Problem requirements: Your task is to reproduce the material exactly.
++++ Entries shown ++++
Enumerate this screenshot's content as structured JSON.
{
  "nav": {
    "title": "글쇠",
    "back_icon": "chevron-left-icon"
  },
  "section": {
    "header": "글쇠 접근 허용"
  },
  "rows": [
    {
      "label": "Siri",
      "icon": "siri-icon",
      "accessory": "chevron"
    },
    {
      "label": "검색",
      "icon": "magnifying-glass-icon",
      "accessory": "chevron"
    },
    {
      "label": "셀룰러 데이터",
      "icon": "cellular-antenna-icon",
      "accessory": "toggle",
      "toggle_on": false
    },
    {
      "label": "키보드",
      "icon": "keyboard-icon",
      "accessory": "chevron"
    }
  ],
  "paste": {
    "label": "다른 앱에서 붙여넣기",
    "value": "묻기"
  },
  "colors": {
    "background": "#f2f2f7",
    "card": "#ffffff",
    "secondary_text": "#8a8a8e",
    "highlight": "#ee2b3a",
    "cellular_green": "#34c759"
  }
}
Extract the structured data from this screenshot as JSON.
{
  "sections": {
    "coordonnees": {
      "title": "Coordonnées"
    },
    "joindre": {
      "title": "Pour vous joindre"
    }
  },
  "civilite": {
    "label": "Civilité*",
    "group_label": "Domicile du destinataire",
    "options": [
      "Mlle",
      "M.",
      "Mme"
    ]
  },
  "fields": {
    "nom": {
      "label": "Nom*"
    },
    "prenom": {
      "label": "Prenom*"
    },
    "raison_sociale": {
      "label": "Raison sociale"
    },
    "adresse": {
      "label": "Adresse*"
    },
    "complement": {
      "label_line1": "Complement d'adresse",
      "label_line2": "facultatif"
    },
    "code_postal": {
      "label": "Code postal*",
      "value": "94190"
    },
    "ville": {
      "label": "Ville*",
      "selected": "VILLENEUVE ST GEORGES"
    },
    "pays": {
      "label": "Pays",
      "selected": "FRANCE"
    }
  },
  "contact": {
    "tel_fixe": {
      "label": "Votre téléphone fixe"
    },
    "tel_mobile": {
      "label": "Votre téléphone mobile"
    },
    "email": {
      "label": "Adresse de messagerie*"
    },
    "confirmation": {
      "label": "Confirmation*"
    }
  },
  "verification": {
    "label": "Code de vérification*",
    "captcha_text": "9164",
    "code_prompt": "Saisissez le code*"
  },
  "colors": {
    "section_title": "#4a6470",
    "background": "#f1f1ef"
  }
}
++++
Response below:
Enumerate this screenshot's content as structured JSON.
{
  "nav": {
    "title": "글쇠",
    "back_icon": "chevron-left-icon"
  },
  "section": {
    "header": "글쇠 접근 허용"
  },
  "rows": [
    {
      "label": "Siri",
      "icon": "siri-icon",
      "accessory": "chevron"
    },
    {
      "label": "검색",
      "icon": "magnifying-glass-icon",
      "accessory": "chevron"
    },
    {
      "label": "셀룰러 데이터",
      "icon": "cellular-antenna-icon",
      "accessory": "toggle",
      "toggle_on": false
    },
    {
      "label": "키보드",
      "icon": "keyboard-icon",
      "accessory": "chevron"
    }
  ],
  "paste": {
    "label": "다른 앱에서 붙여넣기",
    "value": "묻기"
  },
  "colors": {
    "background": "#f2f2f7",
    "card": "#ffffff",
    "secondary_text": "#8a8a8e",
    "highlight": "#ee2b3a",
    "cellular_green": "#34c759"
  }
}
Extract the structured data from this screenshot as JSON.
{
  "sections": {
    "coordonnees": {
      "title": "Coordonnées"
    },
    "joindre": {
      "title": "Pour vous joindre"
    }
  },
  "civilite": {
    "label": "Civilité*",
    "group_label": "Domicile du destinataire",
    "options": [
      "Mlle",
      "M.",
      "Mme"
    ]
  },
  "fields": {
    "nom": {
      "label": "Nom*"
    },
    "prenom": {
      "label": "Prenom*"
    },
    "raison_sociale": {
      "label": "Raison sociale"
    },
    "adresse": {
      "label": "Adresse*"
    },
    "complement": {
      "label_line1": "Complement d'adresse",
      "label_line2": "facultatif"
    },
    "code_postal": {
      "label": "Code postal*",
      "value": "94190"
    },
    "ville": {
      "label": "Ville*",
      "selected": "VILLENEUVE ST GEORGES"
    },
    "pays": {
      "label": "Pays",
      "selected": "FRANCE"
    }
  },
  "contact": {
    "tel_fixe": {
      "label": "Votre téléphone fixe"
    },
    "tel_mobile": {
      "label": "Votre téléphone mobile"
    },
    "email": {
      "label": "Adresse de messagerie*"
    },
    "confirmation": {
      "label": "Confirmation*"
    }
  },
  "verification": {
    "label": "Code de vérification*",
    "captcha_text": "9164",
    "code_prompt": "Saisissez le code*"
  },
  "colors": {
    "section_title": "#4a6470",
    "background": "#f1f1ef"
  }
}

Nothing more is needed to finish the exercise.